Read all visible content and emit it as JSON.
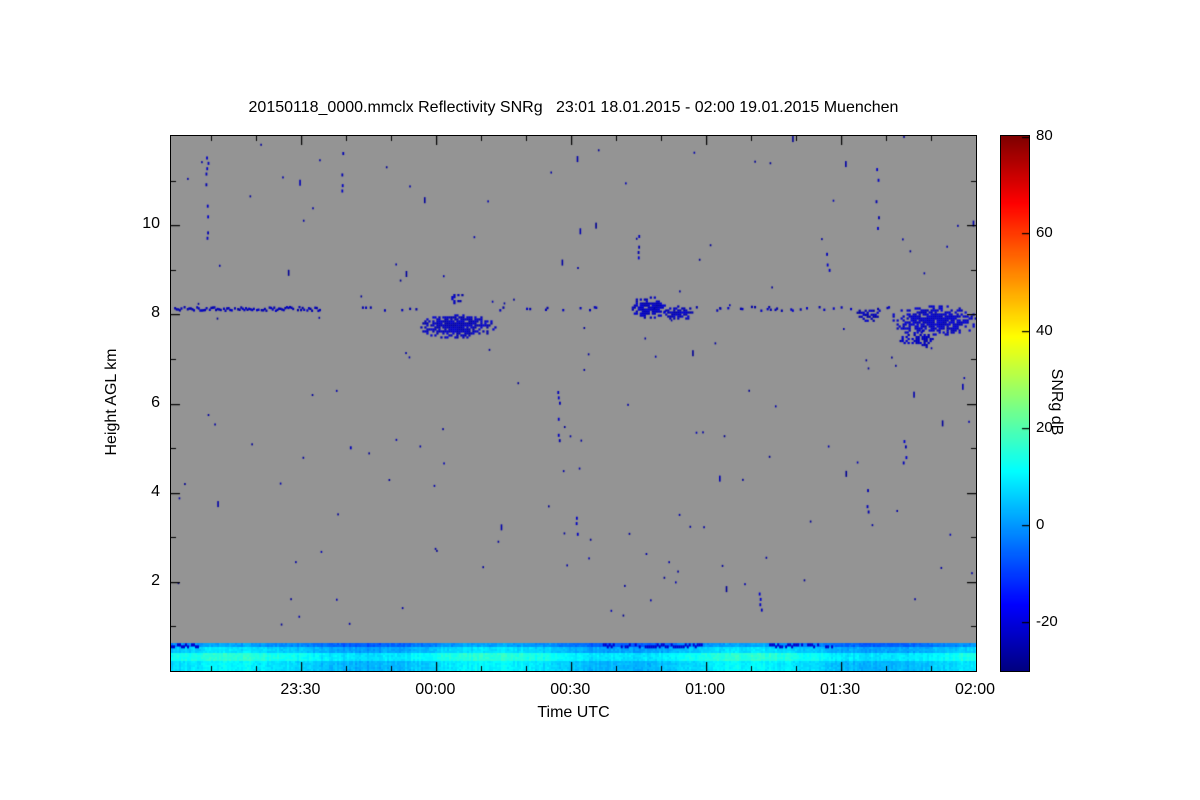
{
  "chart_data": {
    "type": "heatmap",
    "title": "20150118_0000.mmclx Reflectivity SNRg   23:01 18.01.2015 - 02:00 19.01.2015 Muenchen",
    "xlabel": "Time UTC",
    "ylabel": "Height AGL km",
    "station": "Muenchen",
    "time_span": "23:01 18.01.2015 - 02:00 19.01.2015",
    "x_axis": {
      "range_minutes": [
        0,
        179
      ],
      "ticks": [
        {
          "label": "23:30",
          "t": 29
        },
        {
          "label": "00:00",
          "t": 59
        },
        {
          "label": "00:30",
          "t": 89
        },
        {
          "label": "01:00",
          "t": 119
        },
        {
          "label": "01:30",
          "t": 149
        },
        {
          "label": "02:00",
          "t": 179
        }
      ],
      "minor_tick_minutes": 10
    },
    "y_axis": {
      "range_km": [
        0,
        12
      ],
      "ticks": [
        {
          "label": "2",
          "km": 2
        },
        {
          "label": "4",
          "km": 4
        },
        {
          "label": "6",
          "km": 6
        },
        {
          "label": "8",
          "km": 8
        },
        {
          "label": "10",
          "km": 10
        }
      ],
      "minor_tick_km": 1
    },
    "colorbar": {
      "label": "SNRg dB",
      "range_db": [
        -30,
        80
      ],
      "ticks": [
        80,
        60,
        40,
        20,
        0,
        -20
      ],
      "colormap": "jet"
    },
    "background": {
      "no_signal_color": "#949494"
    },
    "features": {
      "noise_speckles": {
        "count": 160,
        "value_db": -26,
        "description": "sparse dark-blue noise pixels scattered over the gray no-signal background"
      },
      "vertical_streaks": [
        [
          8,
          9.5,
          11.6
        ],
        [
          38,
          10.8,
          11.8
        ],
        [
          40,
          4.8,
          5.4
        ],
        [
          86,
          5.2,
          6.3
        ],
        [
          90,
          3.1,
          3.5
        ],
        [
          104,
          9.3,
          10.1
        ],
        [
          131,
          1.4,
          1.9
        ],
        [
          146,
          8.9,
          9.4
        ],
        [
          155,
          3.6,
          4.4
        ],
        [
          157,
          9.6,
          11.3
        ],
        [
          163,
          4.7,
          5.3
        ]
      ],
      "cloud_line": {
        "height_km": 8.15,
        "value_db": -24,
        "segments": [
          [
            0,
            33,
            0.8
          ],
          [
            40,
            55,
            0.22
          ],
          [
            73,
            99,
            0.2
          ],
          [
            116,
            151,
            0.22
          ],
          [
            157,
            160,
            0.3
          ]
        ]
      },
      "cloud_patches": [
        {
          "t_range": [
            55,
            72
          ],
          "km_range": [
            7.5,
            8.0
          ],
          "value_db": -23,
          "density": 0.8
        },
        {
          "t_range": [
            61,
            65
          ],
          "km_range": [
            8.25,
            8.5
          ],
          "value_db": -24,
          "density": 0.5
        },
        {
          "t_range": [
            102,
            110
          ],
          "km_range": [
            7.95,
            8.4
          ],
          "value_db": -23,
          "density": 0.7
        },
        {
          "t_range": [
            109,
            116
          ],
          "km_range": [
            7.9,
            8.2
          ],
          "value_db": -23,
          "density": 0.7
        },
        {
          "t_range": [
            152,
            157
          ],
          "km_range": [
            7.85,
            8.15
          ],
          "value_db": -24,
          "density": 0.6
        },
        {
          "t_range": [
            160,
            179
          ],
          "km_range": [
            7.55,
            8.2
          ],
          "value_db": -22,
          "density": 0.75
        },
        {
          "t_range": [
            162,
            170
          ],
          "km_range": [
            7.25,
            7.65
          ],
          "value_db": -23,
          "density": 0.5
        }
      ],
      "boundary_layer_band": {
        "km_range": [
          0.04,
          0.62
        ],
        "value_db_range": [
          0,
          16
        ],
        "dark_top_segments_t": [
          [
            0,
            6
          ],
          [
            96,
            118
          ],
          [
            133,
            147
          ]
        ]
      }
    }
  }
}
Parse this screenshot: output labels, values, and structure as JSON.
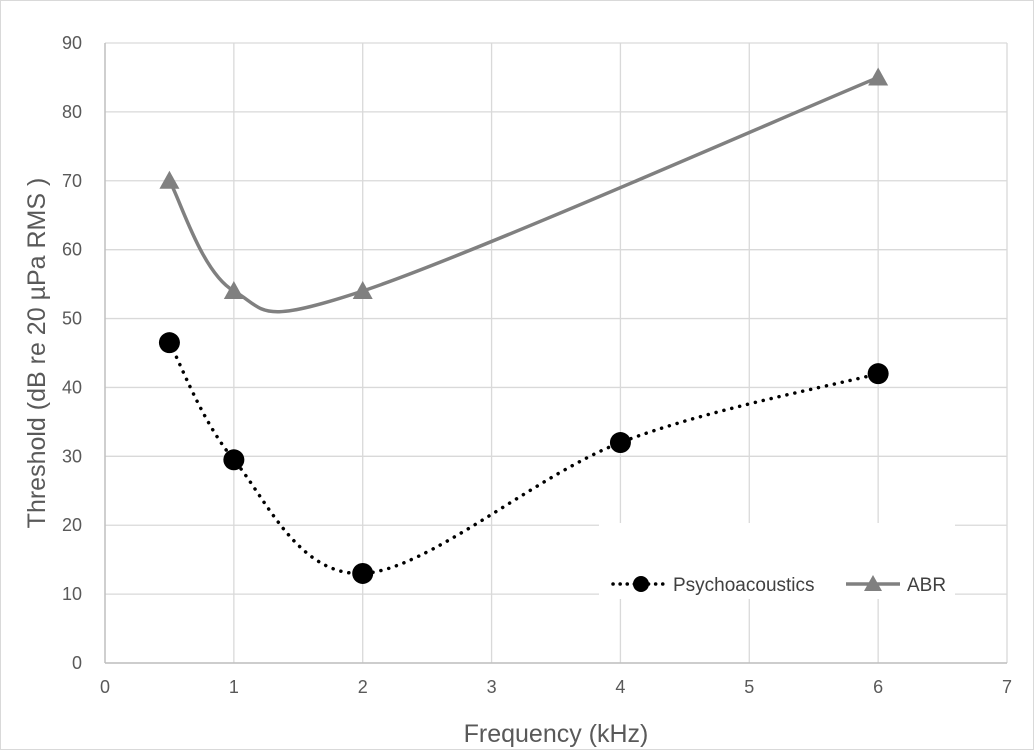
{
  "chart_data": {
    "type": "line",
    "title": "",
    "xlabel": "Frequency (kHz)",
    "ylabel": "Threshold (dB re 20 µPa RMS )",
    "xlim": [
      0,
      7
    ],
    "ylim": [
      0,
      90
    ],
    "x_ticks": [
      0,
      1,
      2,
      3,
      4,
      5,
      6,
      7
    ],
    "y_ticks": [
      0,
      10,
      20,
      30,
      40,
      50,
      60,
      70,
      80,
      90
    ],
    "grid": true,
    "legend_position": "bottom-right",
    "series": [
      {
        "name": "Psychoacoustics",
        "marker": "circle",
        "line_style": "dotted",
        "color": "#000000",
        "x": [
          0.5,
          1,
          2,
          4,
          6
        ],
        "y": [
          46.5,
          29.5,
          13,
          32,
          42
        ]
      },
      {
        "name": "ABR",
        "marker": "triangle",
        "line_style": "solid",
        "color": "#808080",
        "x": [
          0.5,
          1,
          2,
          6
        ],
        "y": [
          70,
          54,
          54,
          85
        ]
      }
    ]
  }
}
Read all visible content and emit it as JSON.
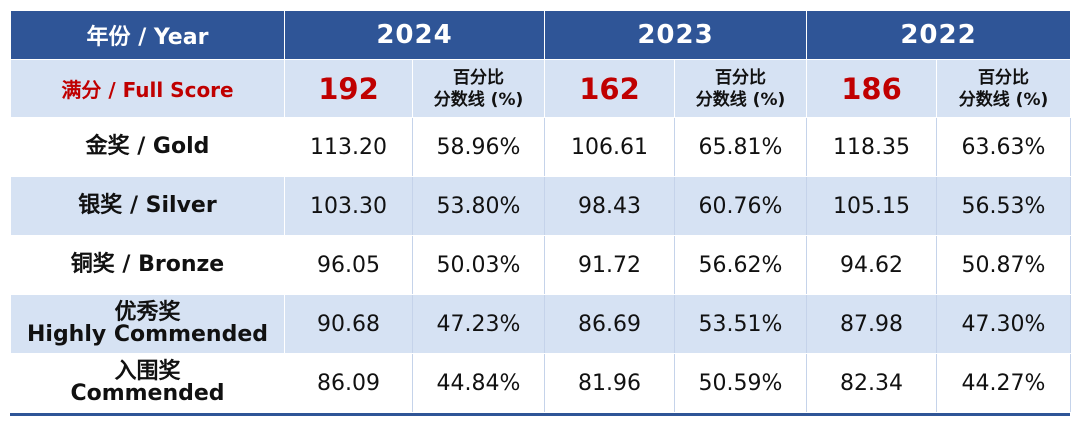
{
  "header": {
    "year_label": "年份 / Year",
    "years": [
      "2024",
      "2023",
      "2022"
    ]
  },
  "full_score": {
    "label": "满分 / Full Score",
    "values": [
      "192",
      "162",
      "186"
    ],
    "pct_header_line1": "百分比",
    "pct_header_line2": "分数线 (%)"
  },
  "rows": [
    {
      "label_line1": "金奖 / Gold",
      "label_line2": "",
      "cells": [
        "113.20",
        "58.96%",
        "106.61",
        "65.81%",
        "118.35",
        "63.63%"
      ]
    },
    {
      "label_line1": "银奖 / Silver",
      "label_line2": "",
      "cells": [
        "103.30",
        "53.80%",
        "98.43",
        "60.76%",
        "105.15",
        "56.53%"
      ]
    },
    {
      "label_line1": "铜奖 / Bronze",
      "label_line2": "",
      "cells": [
        "96.05",
        "50.03%",
        "91.72",
        "56.62%",
        "94.62",
        "50.87%"
      ]
    },
    {
      "label_line1": "优秀奖",
      "label_line2": "Highly Commended",
      "cells": [
        "90.68",
        "47.23%",
        "86.69",
        "53.51%",
        "87.98",
        "47.30%"
      ]
    },
    {
      "label_line1": "入围奖",
      "label_line2": "Commended",
      "cells": [
        "86.09",
        "44.84%",
        "81.96",
        "50.59%",
        "82.34",
        "44.27%"
      ]
    }
  ],
  "colors": {
    "header_bg": "#2f5597",
    "light_row_bg": "#d6e2f3",
    "score_red": "#c00000"
  }
}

________

• [EXERCISE TASK]
Output every entry verbatim. Pictures do not belong in the copy.

• [ANSWER FOR THE TASK]
Read all visible content and emit it as JSON.
{
  "chart_data": {
    "type": "heatmap",
    "title": "20150118_0000.mmclx Reflectivity SNRg   23:01 18.01.2015 - 02:00 19.01.2015 Muenchen",
    "xlabel": "Time UTC",
    "ylabel": "Height AGL km",
    "station": "Muenchen",
    "time_span": "23:01 18.01.2015 - 02:00 19.01.2015",
    "x_axis": {
      "range_minutes": [
        0,
        179
      ],
      "ticks": [
        {
          "label": "23:30",
          "t": 29
        },
        {
          "label": "00:00",
          "t": 59
        },
        {
          "label": "00:30",
          "t": 89
        },
        {
          "label": "01:00",
          "t": 119
        },
        {
          "label": "01:30",
          "t": 149
        },
        {
          "label": "02:00",
          "t": 179
        }
      ],
      "minor_tick_minutes": 10
    },
    "y_axis": {
      "range_km": [
        0,
        12
      ],
      "ticks": [
        {
          "label": "2",
          "km": 2
        },
        {
          "label": "4",
          "km": 4
        },
        {
          "label": "6",
          "km": 6
        },
        {
          "label": "8",
          "km": 8
        },
        {
          "label": "10",
          "km": 10
        }
      ],
      "minor_tick_km": 1
    },
    "colorbar": {
      "label": "SNRg dB",
      "range_db": [
        -30,
        80
      ],
      "ticks": [
        80,
        60,
        40,
        20,
        0,
        -20
      ],
      "colormap": "jet"
    },
    "background": {
      "no_signal_color": "#949494"
    },
    "features": {
      "noise_speckles": {
        "count": 160,
        "value_db": -26,
        "description": "sparse dark-blue noise pixels scattered over the gray no-signal background"
      },
      "vertical_streaks": [
        [
          8,
          9.5,
          11.6
        ],
        [
          38,
          10.8,
          11.8
        ],
        [
          40,
          4.8,
          5.4
        ],
        [
          86,
          5.2,
          6.3
        ],
        [
          90,
          3.1,
          3.5
        ],
        [
          104,
          9.3,
          10.1
        ],
        [
          131,
          1.4,
          1.9
        ],
        [
          146,
          8.9,
          9.4
        ],
        [
          155,
          3.6,
          4.4
        ],
        [
          157,
          9.6,
          11.3
        ],
        [
          163,
          4.7,
          5.3
        ]
      ],
      "cloud_line": {
        "height_km": 8.15,
        "value_db": -24,
        "segments": [
          [
            0,
            33,
            0.8
          ],
          [
            40,
            55,
            0.22
          ],
          [
            73,
            99,
            0.2
          ],
          [
            116,
            151,
            0.22
          ],
          [
            157,
            160,
            0.3
          ]
        ]
      },
      "cloud_patches": [
        {
          "t_range": [
            55,
            72
          ],
          "km_range": [
            7.5,
            8.0
          ],
          "value_db": -23,
          "density": 0.8
        },
        {
          "t_range": [
            61,
            65
          ],
          "km_range": [
            8.25,
            8.5
          ],
          "value_db": -24,
          "density": 0.5
        },
        {
          "t_range": [
            102,
            110
          ],
          "km_range": [
            7.95,
            8.4
          ],
          "value_db": -23,
          "density": 0.7
        },
        {
          "t_range": [
            109,
            116
          ],
          "km_range": [
            7.9,
            8.2
          ],
          "value_db": -23,
          "density": 0.7
        },
        {
          "t_range": [
            152,
            157
          ],
          "km_range": [
            7.85,
            8.15
          ],
          "value_db": -24,
          "density": 0.6
        },
        {
          "t_range": [
            160,
            179
          ],
          "km_range": [
            7.55,
            8.2
          ],
          "value_db": -22,
          "density": 0.75
        },
        {
          "t_range": [
            162,
            170
          ],
          "km_range": [
            7.25,
            7.65
          ],
          "value_db": -23,
          "density": 0.5
        }
      ],
      "boundary_layer_band": {
        "km_range": [
          0.04,
          0.62
        ],
        "value_db_range": [
          0,
          16
        ],
        "dark_top_segments_t": [
          [
            0,
            6
          ],
          [
            96,
            118
          ],
          [
            133,
            147
          ]
        ]
      }
    }
  }
}
Parse this screenshot: output labels, values, and structure as JSON.
{
  "chart_data": {
    "type": "line",
    "title": "",
    "xlabel": "Frequency (kHz)",
    "ylabel": "Threshold (dB re 20 µPa RMS )",
    "xlim": [
      0,
      7
    ],
    "ylim": [
      0,
      90
    ],
    "x_ticks": [
      0,
      1,
      2,
      3,
      4,
      5,
      6,
      7
    ],
    "y_ticks": [
      0,
      10,
      20,
      30,
      40,
      50,
      60,
      70,
      80,
      90
    ],
    "grid": true,
    "legend_position": "bottom-right",
    "series": [
      {
        "name": "Psychoacoustics",
        "marker": "circle",
        "line_style": "dotted",
        "color": "#000000",
        "x": [
          0.5,
          1,
          2,
          4,
          6
        ],
        "y": [
          46.5,
          29.5,
          13,
          32,
          42
        ]
      },
      {
        "name": "ABR",
        "marker": "triangle",
        "line_style": "solid",
        "color": "#808080",
        "x": [
          0.5,
          1,
          2,
          6
        ],
        "y": [
          70,
          54,
          54,
          85
        ]
      }
    ]
  }
}
Read all visible content and emit it as JSON.
{
  "header": {
    "year_label": "年份 / Year",
    "years": [
      "2024",
      "2023",
      "2022"
    ]
  },
  "full_score": {
    "label": "满分 / Full Score",
    "values": [
      "192",
      "162",
      "186"
    ],
    "pct_header_line1": "百分比",
    "pct_header_line2": "分数线 (%)"
  },
  "rows": [
    {
      "label_line1": "金奖 / Gold",
      "label_line2": "",
      "cells": [
        "113.20",
        "58.96%",
        "106.61",
        "65.81%",
        "118.35",
        "63.63%"
      ]
    },
    {
      "label_line1": "银奖 / Silver",
      "label_line2": "",
      "cells": [
        "103.30",
        "53.80%",
        "98.43",
        "60.76%",
        "105.15",
        "56.53%"
      ]
    },
    {
      "label_line1": "铜奖 / Bronze",
      "label_line2": "",
      "cells": [
        "96.05",
        "50.03%",
        "91.72",
        "56.62%",
        "94.62",
        "50.87%"
      ]
    },
    {
      "label_line1": "优秀奖",
      "label_line2": "Highly Commended",
      "cells": [
        "90.68",
        "47.23%",
        "86.69",
        "53.51%",
        "87.98",
        "47.30%"
      ]
    },
    {
      "label_line1": "入围奖",
      "label_line2": "Commended",
      "cells": [
        "86.09",
        "44.84%",
        "81.96",
        "50.59%",
        "82.34",
        "44.27%"
      ]
    }
  ],
  "colors": {
    "header_bg": "#2f5597",
    "light_row_bg": "#d6e2f3",
    "score_red": "#c00000"
  }
}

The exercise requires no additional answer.